Set task: From the entries below, please gather each line containing the string "screenshot".

Records for this exercise:
•••••

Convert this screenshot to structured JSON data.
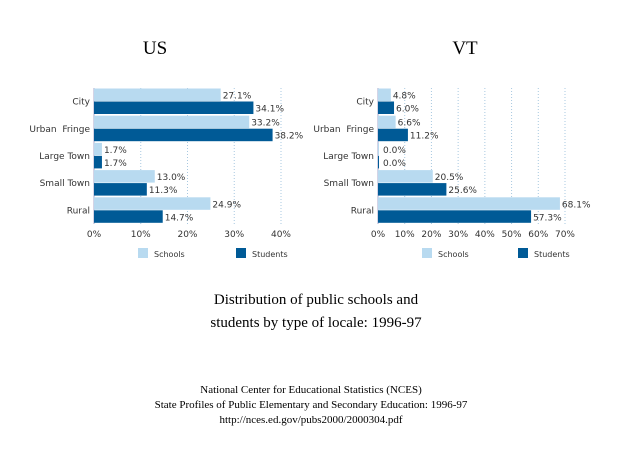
{
  "colors": {
    "schools": "#b8daf0",
    "students": "#005a96",
    "grid": "#a8c8e0"
  },
  "chart_data": [
    {
      "type": "bar",
      "orientation": "horizontal",
      "title": "US",
      "categories": [
        "City",
        "Urban  Fringe",
        "Large Town",
        "Small Town",
        "Rural"
      ],
      "series": [
        {
          "name": "Schools",
          "values": [
            27.1,
            33.2,
            1.7,
            13.0,
            24.9
          ]
        },
        {
          "name": "Students",
          "values": [
            34.1,
            38.2,
            1.7,
            11.3,
            14.7
          ]
        }
      ],
      "data_labels": {
        "Schools": [
          "27.1%",
          "33.2%",
          "1.7%",
          "13.0%",
          "24.9%"
        ],
        "Students": [
          "34.1%",
          "38.2%",
          "1.7%",
          "11.3%",
          "14.7%"
        ]
      },
      "xlim": [
        0,
        40
      ],
      "xticks": [
        "0%",
        "10%",
        "20%",
        "30%",
        "40%"
      ],
      "grid": true,
      "legend": "bottom"
    },
    {
      "type": "bar",
      "orientation": "horizontal",
      "title": "VT",
      "categories": [
        "City",
        "Urban  Fringe",
        "Large Town",
        "Small Town",
        "Rural"
      ],
      "series": [
        {
          "name": "Schools",
          "values": [
            4.8,
            6.6,
            0.0,
            20.5,
            68.1
          ]
        },
        {
          "name": "Students",
          "values": [
            6.0,
            11.2,
            0.0,
            25.6,
            57.3
          ]
        }
      ],
      "data_labels": {
        "Schools": [
          "4.8%",
          "6.6%",
          "0.0%",
          "20.5%",
          "68.1%"
        ],
        "Students": [
          "6.0%",
          "11.2%",
          "0.0%",
          "25.6%",
          "57.3%"
        ]
      },
      "xlim": [
        0,
        70
      ],
      "xticks": [
        "0%",
        "10%",
        "20%",
        "30%",
        "40%",
        "50%",
        "60%",
        "70%"
      ],
      "grid": true,
      "legend": "bottom"
    }
  ],
  "caption": {
    "line1": "Distribution of public schools and",
    "line2": "students by type of locale:  1996-97"
  },
  "source": {
    "line1": "National Center for Educational Statistics (NCES)",
    "line2": "State Profiles of Public Elementary and Secondary Education: 1996-97",
    "line3": "http://nces.ed.gov/pubs2000/2000304.pdf"
  }
}
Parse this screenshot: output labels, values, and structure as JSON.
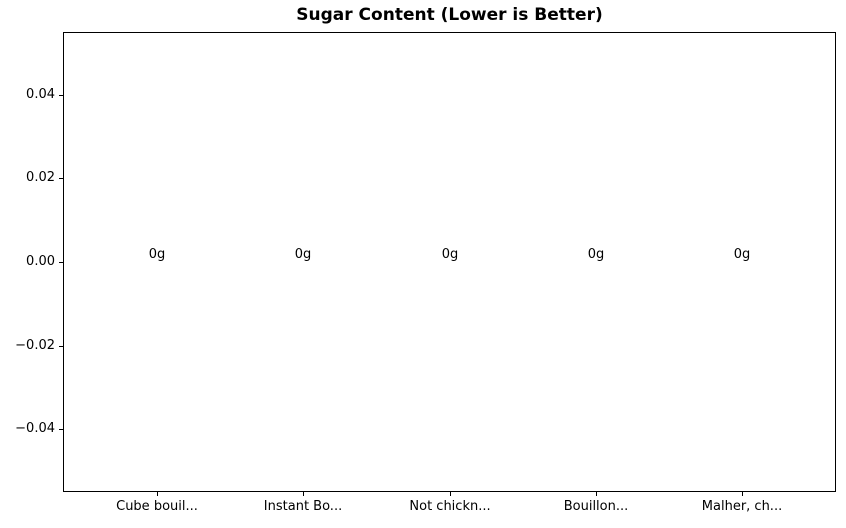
{
  "chart_data": {
    "type": "bar",
    "title": "Sugar Content (Lower is Better)",
    "categories": [
      "Cube bouil...",
      "Instant Bo...",
      "Not chickn...",
      "Bouillon...",
      "Malher, ch..."
    ],
    "values": [
      0,
      0,
      0,
      0,
      0
    ],
    "bar_labels": [
      "0g",
      "0g",
      "0g",
      "0g",
      "0g"
    ],
    "xlabel": "",
    "ylabel": "",
    "ylim": [
      -0.055,
      0.055
    ],
    "xlim": [
      -0.64,
      4.64
    ],
    "yticks": [
      0.04,
      0.02,
      0.0,
      -0.02,
      -0.04
    ],
    "ytick_labels": [
      "0.04",
      "0.02",
      "0.00",
      "−0.02",
      "−0.04"
    ],
    "bar_width": 0.8,
    "grid": false,
    "legend_position": "none",
    "colors": {
      "text": "#000000",
      "spine": "#000000",
      "background": "#ffffff",
      "bar": "#1f77b4"
    }
  }
}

•••••

Response to this task:
Convert this screenshot to structured JSON data.
Parse this screenshot: output labels, values, and structure as JSON.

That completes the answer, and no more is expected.